Copy out every line that contains the word "غلام".

[Data entries]
···

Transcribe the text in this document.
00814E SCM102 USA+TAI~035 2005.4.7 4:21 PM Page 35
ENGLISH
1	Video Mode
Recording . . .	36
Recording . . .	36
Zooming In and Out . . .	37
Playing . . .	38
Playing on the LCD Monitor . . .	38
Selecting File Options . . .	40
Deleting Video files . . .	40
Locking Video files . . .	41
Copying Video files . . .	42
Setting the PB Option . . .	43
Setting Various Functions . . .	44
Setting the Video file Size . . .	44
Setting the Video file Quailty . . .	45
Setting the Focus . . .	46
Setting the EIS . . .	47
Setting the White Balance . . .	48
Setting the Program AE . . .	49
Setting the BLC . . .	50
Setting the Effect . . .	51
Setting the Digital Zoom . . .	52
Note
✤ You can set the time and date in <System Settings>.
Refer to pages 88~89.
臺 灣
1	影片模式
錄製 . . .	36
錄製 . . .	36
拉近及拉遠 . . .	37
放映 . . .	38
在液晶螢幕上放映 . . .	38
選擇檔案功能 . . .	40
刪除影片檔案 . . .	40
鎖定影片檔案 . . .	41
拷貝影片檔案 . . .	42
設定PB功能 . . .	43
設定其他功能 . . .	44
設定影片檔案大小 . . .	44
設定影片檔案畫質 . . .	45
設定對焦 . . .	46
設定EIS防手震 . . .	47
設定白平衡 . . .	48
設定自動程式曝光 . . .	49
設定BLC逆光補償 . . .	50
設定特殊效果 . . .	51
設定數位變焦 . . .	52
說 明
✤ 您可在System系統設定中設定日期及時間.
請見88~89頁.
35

···

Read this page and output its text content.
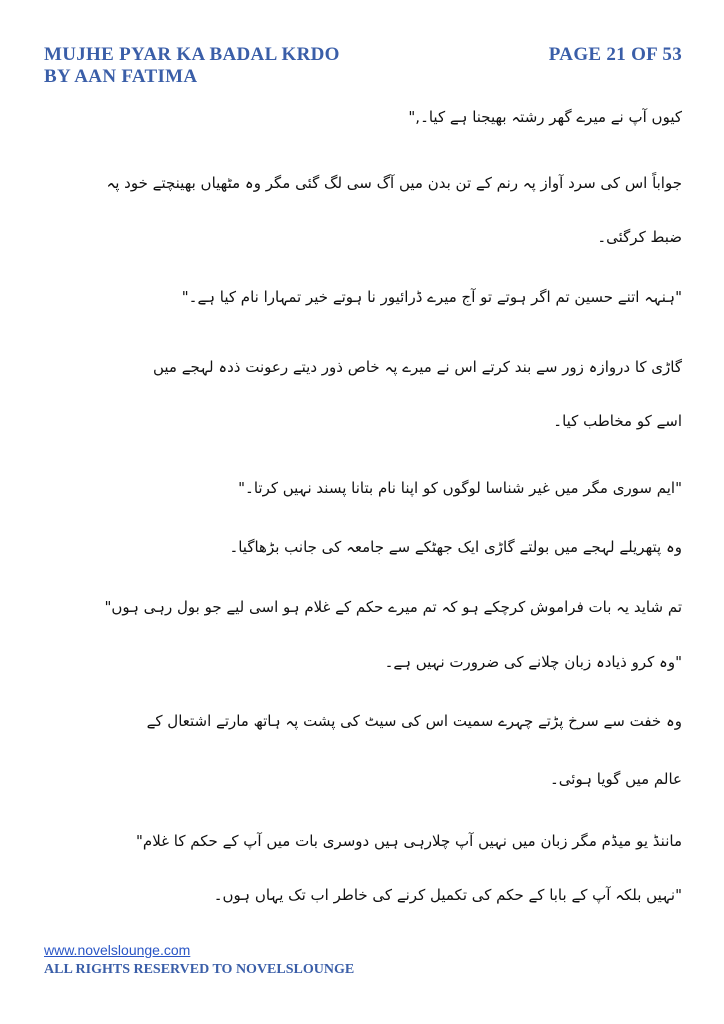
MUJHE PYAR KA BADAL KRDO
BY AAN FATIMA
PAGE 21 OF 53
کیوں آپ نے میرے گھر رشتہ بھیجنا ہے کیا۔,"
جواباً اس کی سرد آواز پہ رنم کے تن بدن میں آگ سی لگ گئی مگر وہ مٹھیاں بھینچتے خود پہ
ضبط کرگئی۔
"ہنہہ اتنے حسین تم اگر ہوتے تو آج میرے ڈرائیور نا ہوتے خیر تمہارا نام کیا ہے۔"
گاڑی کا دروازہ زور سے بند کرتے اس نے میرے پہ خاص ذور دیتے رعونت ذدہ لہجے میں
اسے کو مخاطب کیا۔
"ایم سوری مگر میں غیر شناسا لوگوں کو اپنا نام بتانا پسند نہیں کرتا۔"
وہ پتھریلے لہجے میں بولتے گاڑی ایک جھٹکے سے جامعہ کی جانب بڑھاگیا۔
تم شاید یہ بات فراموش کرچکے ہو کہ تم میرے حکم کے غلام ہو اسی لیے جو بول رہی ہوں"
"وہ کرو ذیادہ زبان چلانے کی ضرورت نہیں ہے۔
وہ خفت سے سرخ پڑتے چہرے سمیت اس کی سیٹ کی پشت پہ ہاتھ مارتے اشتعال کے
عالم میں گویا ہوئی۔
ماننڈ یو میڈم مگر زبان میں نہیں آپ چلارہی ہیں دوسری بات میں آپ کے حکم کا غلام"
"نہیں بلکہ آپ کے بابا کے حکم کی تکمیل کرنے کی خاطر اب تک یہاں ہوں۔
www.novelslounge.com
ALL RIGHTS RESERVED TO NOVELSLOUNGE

···

FULL OUTPUT
تم شاید یہ بات فراموش کرچکے ہو کہ تم میرے حکم کے غلام ہو اسی لیے جو بول رہی ہوں"
ماننڈ یو میڈم مگر زبان میں نہیں آپ چلارہی ہیں دوسری بات میں آپ کے حکم کا غلام"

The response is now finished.